◆ **Supplied data**

[Start of section]

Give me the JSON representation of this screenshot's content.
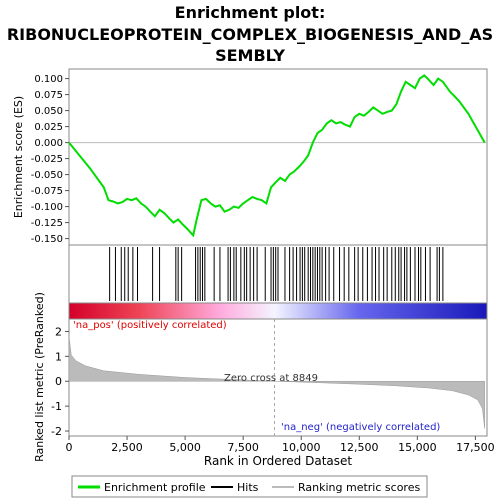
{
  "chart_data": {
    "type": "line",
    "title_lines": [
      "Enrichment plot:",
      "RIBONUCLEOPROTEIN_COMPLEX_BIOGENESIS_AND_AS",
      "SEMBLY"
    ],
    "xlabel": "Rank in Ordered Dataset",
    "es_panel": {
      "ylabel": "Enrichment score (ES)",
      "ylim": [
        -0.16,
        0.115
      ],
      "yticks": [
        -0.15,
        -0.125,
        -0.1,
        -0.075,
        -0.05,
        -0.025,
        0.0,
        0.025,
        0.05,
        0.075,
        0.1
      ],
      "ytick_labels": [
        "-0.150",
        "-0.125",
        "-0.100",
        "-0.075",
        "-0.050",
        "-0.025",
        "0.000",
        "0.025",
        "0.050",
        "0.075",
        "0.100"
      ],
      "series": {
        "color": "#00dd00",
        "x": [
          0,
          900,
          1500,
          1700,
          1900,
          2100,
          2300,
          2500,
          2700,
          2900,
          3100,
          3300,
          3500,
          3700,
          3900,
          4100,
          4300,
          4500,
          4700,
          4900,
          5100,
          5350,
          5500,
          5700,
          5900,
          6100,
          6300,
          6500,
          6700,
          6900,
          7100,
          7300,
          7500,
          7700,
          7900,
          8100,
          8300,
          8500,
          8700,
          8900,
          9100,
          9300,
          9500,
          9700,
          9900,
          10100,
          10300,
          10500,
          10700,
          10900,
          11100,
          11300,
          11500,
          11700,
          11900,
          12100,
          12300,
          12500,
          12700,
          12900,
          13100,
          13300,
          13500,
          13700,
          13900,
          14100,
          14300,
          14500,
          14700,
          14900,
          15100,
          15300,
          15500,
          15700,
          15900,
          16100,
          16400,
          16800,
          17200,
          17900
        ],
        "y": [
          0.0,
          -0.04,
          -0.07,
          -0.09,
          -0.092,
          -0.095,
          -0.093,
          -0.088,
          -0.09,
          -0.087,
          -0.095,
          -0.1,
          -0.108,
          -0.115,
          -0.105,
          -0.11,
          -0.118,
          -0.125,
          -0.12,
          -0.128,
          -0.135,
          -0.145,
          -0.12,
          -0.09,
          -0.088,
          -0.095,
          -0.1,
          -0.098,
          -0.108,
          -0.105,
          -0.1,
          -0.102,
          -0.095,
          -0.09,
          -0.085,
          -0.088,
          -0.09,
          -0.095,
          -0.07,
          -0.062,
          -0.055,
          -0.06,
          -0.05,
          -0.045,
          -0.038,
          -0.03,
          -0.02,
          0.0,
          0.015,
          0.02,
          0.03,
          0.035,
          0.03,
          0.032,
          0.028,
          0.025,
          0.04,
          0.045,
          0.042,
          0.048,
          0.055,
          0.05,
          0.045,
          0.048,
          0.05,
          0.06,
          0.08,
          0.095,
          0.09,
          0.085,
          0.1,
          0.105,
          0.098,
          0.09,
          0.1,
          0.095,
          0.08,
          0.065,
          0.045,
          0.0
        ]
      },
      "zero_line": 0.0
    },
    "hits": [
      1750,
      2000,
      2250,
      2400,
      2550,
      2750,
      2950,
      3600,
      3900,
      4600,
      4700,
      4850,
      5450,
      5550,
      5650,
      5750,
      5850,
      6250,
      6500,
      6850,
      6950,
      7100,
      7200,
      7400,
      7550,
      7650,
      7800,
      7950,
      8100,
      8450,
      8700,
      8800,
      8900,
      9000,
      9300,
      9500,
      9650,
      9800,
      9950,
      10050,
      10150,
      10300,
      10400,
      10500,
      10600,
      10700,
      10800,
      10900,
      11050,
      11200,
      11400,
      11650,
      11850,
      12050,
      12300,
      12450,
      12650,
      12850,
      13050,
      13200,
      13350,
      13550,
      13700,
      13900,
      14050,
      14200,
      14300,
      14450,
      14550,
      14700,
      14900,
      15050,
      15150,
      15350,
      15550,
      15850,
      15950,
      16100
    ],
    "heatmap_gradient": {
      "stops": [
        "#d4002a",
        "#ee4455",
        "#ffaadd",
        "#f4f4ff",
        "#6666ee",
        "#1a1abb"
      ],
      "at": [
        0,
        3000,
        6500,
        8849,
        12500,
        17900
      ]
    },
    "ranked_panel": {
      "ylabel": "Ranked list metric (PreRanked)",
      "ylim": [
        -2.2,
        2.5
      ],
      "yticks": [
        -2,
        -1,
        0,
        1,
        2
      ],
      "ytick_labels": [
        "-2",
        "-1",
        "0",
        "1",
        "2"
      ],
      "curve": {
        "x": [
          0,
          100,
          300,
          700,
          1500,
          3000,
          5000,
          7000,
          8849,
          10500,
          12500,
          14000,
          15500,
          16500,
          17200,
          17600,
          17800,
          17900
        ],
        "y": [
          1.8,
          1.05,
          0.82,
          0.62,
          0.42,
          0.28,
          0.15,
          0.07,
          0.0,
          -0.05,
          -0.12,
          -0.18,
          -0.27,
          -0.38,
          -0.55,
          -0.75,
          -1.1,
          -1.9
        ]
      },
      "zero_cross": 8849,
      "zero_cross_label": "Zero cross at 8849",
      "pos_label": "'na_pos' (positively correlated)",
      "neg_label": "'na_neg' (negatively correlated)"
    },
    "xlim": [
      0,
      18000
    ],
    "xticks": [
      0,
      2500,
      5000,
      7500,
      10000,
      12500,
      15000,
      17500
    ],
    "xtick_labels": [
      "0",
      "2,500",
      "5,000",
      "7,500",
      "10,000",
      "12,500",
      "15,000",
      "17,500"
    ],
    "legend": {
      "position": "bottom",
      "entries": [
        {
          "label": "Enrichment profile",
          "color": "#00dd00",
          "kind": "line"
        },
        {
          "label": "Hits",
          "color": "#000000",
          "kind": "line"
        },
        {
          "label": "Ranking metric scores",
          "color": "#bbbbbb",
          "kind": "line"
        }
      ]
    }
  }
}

[End of section]

◆ **What to work on**
Set the records down again exactly, and omit any picture in them.

◆ **Your solution**
Give me the JSON representation of this screenshot's content.
{
  "chart_data": {
    "type": "line",
    "title_lines": [
      "Enrichment plot:",
      "RIBONUCLEOPROTEIN_COMPLEX_BIOGENESIS_AND_AS",
      "SEMBLY"
    ],
    "xlabel": "Rank in Ordered Dataset",
    "es_panel": {
      "ylabel": "Enrichment score (ES)",
      "ylim": [
        -0.16,
        0.115
      ],
      "yticks": [
        -0.15,
        -0.125,
        -0.1,
        -0.075,
        -0.05,
        -0.025,
        0.0,
        0.025,
        0.05,
        0.075,
        0.1
      ],
      "ytick_labels": [
        "-0.150",
        "-0.125",
        "-0.100",
        "-0.075",
        "-0.050",
        "-0.025",
        "0.000",
        "0.025",
        "0.050",
        "0.075",
        "0.100"
      ],
      "series": {
        "color": "#00dd00",
        "x": [
          0,
          900,
          1500,
          1700,
          1900,
          2100,
          2300,
          2500,
          2700,
          2900,
          3100,
          3300,
          3500,
          3700,
          3900,
          4100,
          4300,
          4500,
          4700,
          4900,
          5100,
          5350,
          5500,
          5700,
          5900,
          6100,
          6300,
          6500,
          6700,
          6900,
          7100,
          7300,
          7500,
          7700,
          7900,
          8100,
          8300,
          8500,
          8700,
          8900,
          9100,
          9300,
          9500,
          9700,
          9900,
          10100,
          10300,
          10500,
          10700,
          10900,
          11100,
          11300,
          11500,
          11700,
          11900,
          12100,
          12300,
          12500,
          12700,
          12900,
          13100,
          13300,
          13500,
          13700,
          13900,
          14100,
          14300,
          14500,
          14700,
          14900,
          15100,
          15300,
          15500,
          15700,
          15900,
          16100,
          16400,
          16800,
          17200,
          17900
        ],
        "y": [
          0.0,
          -0.04,
          -0.07,
          -0.09,
          -0.092,
          -0.095,
          -0.093,
          -0.088,
          -0.09,
          -0.087,
          -0.095,
          -0.1,
          -0.108,
          -0.115,
          -0.105,
          -0.11,
          -0.118,
          -0.125,
          -0.12,
          -0.128,
          -0.135,
          -0.145,
          -0.12,
          -0.09,
          -0.088,
          -0.095,
          -0.1,
          -0.098,
          -0.108,
          -0.105,
          -0.1,
          -0.102,
          -0.095,
          -0.09,
          -0.085,
          -0.088,
          -0.09,
          -0.095,
          -0.07,
          -0.062,
          -0.055,
          -0.06,
          -0.05,
          -0.045,
          -0.038,
          -0.03,
          -0.02,
          0.0,
          0.015,
          0.02,
          0.03,
          0.035,
          0.03,
          0.032,
          0.028,
          0.025,
          0.04,
          0.045,
          0.042,
          0.048,
          0.055,
          0.05,
          0.045,
          0.048,
          0.05,
          0.06,
          0.08,
          0.095,
          0.09,
          0.085,
          0.1,
          0.105,
          0.098,
          0.09,
          0.1,
          0.095,
          0.08,
          0.065,
          0.045,
          0.0
        ]
      },
      "zero_line": 0.0
    },
    "hits": [
      1750,
      2000,
      2250,
      2400,
      2550,
      2750,
      2950,
      3600,
      3900,
      4600,
      4700,
      4850,
      5450,
      5550,
      5650,
      5750,
      5850,
      6250,
      6500,
      6850,
      6950,
      7100,
      7200,
      7400,
      7550,
      7650,
      7800,
      7950,
      8100,
      8450,
      8700,
      8800,
      8900,
      9000,
      9300,
      9500,
      9650,
      9800,
      9950,
      10050,
      10150,
      10300,
      10400,
      10500,
      10600,
      10700,
      10800,
      10900,
      11050,
      11200,
      11400,
      11650,
      11850,
      12050,
      12300,
      12450,
      12650,
      12850,
      13050,
      13200,
      13350,
      13550,
      13700,
      13900,
      14050,
      14200,
      14300,
      14450,
      14550,
      14700,
      14900,
      15050,
      15150,
      15350,
      15550,
      15850,
      15950,
      16100
    ],
    "heatmap_gradient": {
      "stops": [
        "#d4002a",
        "#ee4455",
        "#ffaadd",
        "#f4f4ff",
        "#6666ee",
        "#1a1abb"
      ],
      "at": [
        0,
        3000,
        6500,
        8849,
        12500,
        17900
      ]
    },
    "ranked_panel": {
      "ylabel": "Ranked list metric (PreRanked)",
      "ylim": [
        -2.2,
        2.5
      ],
      "yticks": [
        -2,
        -1,
        0,
        1,
        2
      ],
      "ytick_labels": [
        "-2",
        "-1",
        "0",
        "1",
        "2"
      ],
      "curve": {
        "x": [
          0,
          100,
          300,
          700,
          1500,
          3000,
          5000,
          7000,
          8849,
          10500,
          12500,
          14000,
          15500,
          16500,
          17200,
          17600,
          17800,
          17900
        ],
        "y": [
          1.8,
          1.05,
          0.82,
          0.62,
          0.42,
          0.28,
          0.15,
          0.07,
          0.0,
          -0.05,
          -0.12,
          -0.18,
          -0.27,
          -0.38,
          -0.55,
          -0.75,
          -1.1,
          -1.9
        ]
      },
      "zero_cross": 8849,
      "zero_cross_label": "Zero cross at 8849",
      "pos_label": "'na_pos' (positively correlated)",
      "neg_label": "'na_neg' (negatively correlated)"
    },
    "xlim": [
      0,
      18000
    ],
    "xticks": [
      0,
      2500,
      5000,
      7500,
      10000,
      12500,
      15000,
      17500
    ],
    "xtick_labels": [
      "0",
      "2,500",
      "5,000",
      "7,500",
      "10,000",
      "12,500",
      "15,000",
      "17,500"
    ],
    "legend": {
      "position": "bottom",
      "entries": [
        {
          "label": "Enrichment profile",
          "color": "#00dd00",
          "kind": "line"
        },
        {
          "label": "Hits",
          "color": "#000000",
          "kind": "line"
        },
        {
          "label": "Ranking metric scores",
          "color": "#bbbbbb",
          "kind": "line"
        }
      ]
    }
  }
}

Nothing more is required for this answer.